__To be done__.
Give the material once more, word for word, without any images.

__Material provided__.
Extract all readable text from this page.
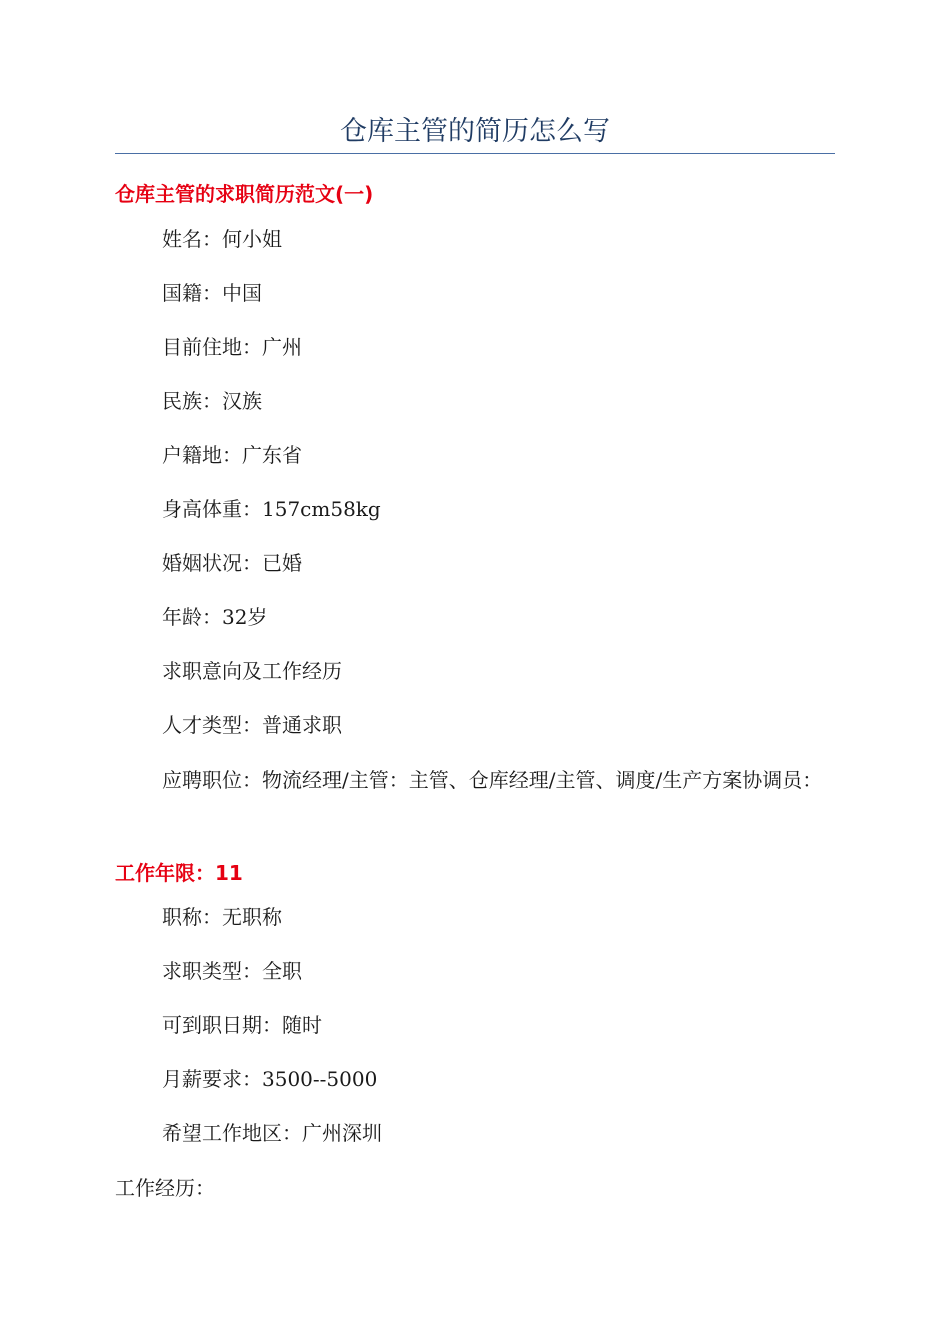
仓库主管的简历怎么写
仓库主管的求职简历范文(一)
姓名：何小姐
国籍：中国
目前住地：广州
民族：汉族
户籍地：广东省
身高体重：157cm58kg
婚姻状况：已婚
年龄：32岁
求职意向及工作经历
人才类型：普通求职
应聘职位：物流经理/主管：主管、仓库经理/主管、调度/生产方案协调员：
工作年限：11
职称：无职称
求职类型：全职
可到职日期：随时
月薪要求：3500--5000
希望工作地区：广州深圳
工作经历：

__Correct response__.
Extract all readable text from this page.
仓库主管的简历怎么写
仓库主管的求职简历范文(一)
姓名：何小姐
国籍：中国
目前住地：广州
民族：汉族
户籍地：广东省
身高体重：157cm58kg
婚姻状况：已婚
年龄：32岁
求职意向及工作经历
人才类型：普通求职
应聘职位：物流经理/主管：主管、仓库经理/主管、调度/生产方案协调员：
工作年限：11
职称：无职称
求职类型：全职
可到职日期：随时
月薪要求：3500--5000
希望工作地区：广州深圳
工作经历：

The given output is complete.